* _EXERCISE OBJECTIVE_: Among the records that follow, count the lines with the string "this"; report only that count.

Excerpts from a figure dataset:
• • • • • • •
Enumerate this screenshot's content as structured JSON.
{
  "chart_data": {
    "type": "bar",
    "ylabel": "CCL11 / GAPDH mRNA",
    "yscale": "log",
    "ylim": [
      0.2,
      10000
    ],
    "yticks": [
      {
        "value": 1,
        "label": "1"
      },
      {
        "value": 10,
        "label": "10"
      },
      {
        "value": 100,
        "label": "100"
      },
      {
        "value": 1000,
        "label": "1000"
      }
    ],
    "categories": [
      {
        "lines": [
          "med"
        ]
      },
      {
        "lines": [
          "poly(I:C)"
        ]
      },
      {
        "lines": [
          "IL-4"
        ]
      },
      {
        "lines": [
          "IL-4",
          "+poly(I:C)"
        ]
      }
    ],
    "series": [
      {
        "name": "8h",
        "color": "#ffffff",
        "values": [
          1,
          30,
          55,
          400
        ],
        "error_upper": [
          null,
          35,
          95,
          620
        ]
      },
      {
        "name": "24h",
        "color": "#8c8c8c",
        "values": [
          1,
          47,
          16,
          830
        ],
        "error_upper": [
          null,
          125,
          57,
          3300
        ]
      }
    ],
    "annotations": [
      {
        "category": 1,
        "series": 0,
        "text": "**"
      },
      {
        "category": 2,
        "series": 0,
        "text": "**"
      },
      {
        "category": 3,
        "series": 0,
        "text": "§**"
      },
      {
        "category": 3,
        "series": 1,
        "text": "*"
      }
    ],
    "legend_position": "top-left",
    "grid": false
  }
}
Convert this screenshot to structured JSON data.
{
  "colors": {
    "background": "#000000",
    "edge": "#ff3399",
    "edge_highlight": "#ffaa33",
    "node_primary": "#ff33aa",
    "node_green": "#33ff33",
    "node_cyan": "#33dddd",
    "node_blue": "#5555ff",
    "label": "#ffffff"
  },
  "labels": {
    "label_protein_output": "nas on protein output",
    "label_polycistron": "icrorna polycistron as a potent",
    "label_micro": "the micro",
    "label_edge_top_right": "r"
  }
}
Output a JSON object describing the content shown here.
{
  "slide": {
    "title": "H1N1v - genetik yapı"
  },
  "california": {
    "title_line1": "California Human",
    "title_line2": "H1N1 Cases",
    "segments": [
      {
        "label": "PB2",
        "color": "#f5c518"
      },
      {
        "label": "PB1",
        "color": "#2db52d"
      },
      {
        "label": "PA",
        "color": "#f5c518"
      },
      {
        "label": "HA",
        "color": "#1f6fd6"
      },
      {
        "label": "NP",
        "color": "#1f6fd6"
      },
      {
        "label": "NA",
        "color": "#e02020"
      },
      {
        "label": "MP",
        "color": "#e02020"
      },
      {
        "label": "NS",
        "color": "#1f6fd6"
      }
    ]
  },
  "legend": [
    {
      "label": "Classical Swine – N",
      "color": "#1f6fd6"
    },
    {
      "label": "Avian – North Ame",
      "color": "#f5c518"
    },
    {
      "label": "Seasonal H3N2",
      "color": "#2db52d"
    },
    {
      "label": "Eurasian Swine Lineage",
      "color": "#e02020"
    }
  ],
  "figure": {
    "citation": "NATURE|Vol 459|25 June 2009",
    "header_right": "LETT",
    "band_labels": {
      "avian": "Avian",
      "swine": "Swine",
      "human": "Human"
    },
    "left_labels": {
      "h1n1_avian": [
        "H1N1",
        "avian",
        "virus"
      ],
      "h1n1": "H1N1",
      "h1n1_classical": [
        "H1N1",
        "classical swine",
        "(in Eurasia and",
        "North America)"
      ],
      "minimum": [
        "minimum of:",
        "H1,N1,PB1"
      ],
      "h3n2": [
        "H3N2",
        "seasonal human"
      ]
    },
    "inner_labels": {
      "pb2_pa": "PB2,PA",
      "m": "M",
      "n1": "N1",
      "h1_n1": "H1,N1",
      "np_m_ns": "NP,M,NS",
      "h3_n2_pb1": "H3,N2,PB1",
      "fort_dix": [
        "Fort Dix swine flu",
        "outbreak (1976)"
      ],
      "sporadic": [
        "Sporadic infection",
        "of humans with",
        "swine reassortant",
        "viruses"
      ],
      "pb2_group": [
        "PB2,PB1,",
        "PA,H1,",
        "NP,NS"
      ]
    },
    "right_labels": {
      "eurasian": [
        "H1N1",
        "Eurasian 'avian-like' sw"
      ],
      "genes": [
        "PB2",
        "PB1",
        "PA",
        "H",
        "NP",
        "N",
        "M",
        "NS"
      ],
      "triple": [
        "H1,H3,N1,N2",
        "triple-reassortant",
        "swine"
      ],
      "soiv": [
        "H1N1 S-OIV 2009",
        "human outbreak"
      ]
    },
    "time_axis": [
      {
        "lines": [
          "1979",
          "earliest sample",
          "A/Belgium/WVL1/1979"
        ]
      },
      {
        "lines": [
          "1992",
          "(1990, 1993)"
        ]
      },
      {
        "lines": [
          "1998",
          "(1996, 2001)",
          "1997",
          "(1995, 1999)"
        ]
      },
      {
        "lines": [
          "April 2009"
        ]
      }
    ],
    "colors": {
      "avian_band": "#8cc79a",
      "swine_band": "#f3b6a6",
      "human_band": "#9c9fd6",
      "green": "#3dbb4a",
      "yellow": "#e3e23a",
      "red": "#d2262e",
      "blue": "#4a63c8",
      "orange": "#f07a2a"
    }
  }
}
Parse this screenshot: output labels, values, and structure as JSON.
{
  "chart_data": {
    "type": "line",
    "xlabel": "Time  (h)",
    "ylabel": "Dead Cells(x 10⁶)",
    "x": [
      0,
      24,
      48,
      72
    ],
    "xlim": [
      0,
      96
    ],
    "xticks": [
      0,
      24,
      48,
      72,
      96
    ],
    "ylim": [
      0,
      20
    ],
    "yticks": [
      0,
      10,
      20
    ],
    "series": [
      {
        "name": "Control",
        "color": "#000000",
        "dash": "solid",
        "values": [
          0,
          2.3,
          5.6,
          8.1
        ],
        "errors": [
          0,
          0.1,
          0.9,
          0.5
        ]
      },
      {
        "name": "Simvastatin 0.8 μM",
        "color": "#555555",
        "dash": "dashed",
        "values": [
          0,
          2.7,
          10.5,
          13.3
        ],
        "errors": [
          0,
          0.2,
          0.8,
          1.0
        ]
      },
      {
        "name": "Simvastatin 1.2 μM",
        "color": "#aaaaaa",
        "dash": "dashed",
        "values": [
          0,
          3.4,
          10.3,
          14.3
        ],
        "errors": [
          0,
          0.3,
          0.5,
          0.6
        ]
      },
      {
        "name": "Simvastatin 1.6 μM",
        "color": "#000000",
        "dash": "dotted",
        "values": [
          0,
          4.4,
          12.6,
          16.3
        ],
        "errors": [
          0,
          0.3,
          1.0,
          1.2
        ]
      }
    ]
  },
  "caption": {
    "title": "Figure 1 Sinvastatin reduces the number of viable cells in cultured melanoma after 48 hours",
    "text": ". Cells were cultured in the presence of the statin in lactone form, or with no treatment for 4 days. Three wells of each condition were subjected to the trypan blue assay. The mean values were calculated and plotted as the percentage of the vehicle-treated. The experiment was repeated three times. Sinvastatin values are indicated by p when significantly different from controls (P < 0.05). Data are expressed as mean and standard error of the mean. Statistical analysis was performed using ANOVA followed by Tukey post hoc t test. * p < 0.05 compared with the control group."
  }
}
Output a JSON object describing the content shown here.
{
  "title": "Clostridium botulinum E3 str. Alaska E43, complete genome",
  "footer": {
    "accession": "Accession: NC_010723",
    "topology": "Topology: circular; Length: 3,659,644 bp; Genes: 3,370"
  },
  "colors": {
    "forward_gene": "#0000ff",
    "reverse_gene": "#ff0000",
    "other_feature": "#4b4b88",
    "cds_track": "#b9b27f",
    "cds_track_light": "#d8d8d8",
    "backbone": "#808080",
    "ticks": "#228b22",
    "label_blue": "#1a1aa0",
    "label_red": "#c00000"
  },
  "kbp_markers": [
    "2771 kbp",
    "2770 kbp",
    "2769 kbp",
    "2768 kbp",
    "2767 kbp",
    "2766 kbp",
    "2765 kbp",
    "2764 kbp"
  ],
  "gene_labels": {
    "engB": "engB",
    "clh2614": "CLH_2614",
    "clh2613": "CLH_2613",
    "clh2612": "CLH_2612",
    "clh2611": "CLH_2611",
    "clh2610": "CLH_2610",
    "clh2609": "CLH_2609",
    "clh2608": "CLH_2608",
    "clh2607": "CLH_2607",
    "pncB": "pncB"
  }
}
• • • • • • •
* _TASK RESULT_: 3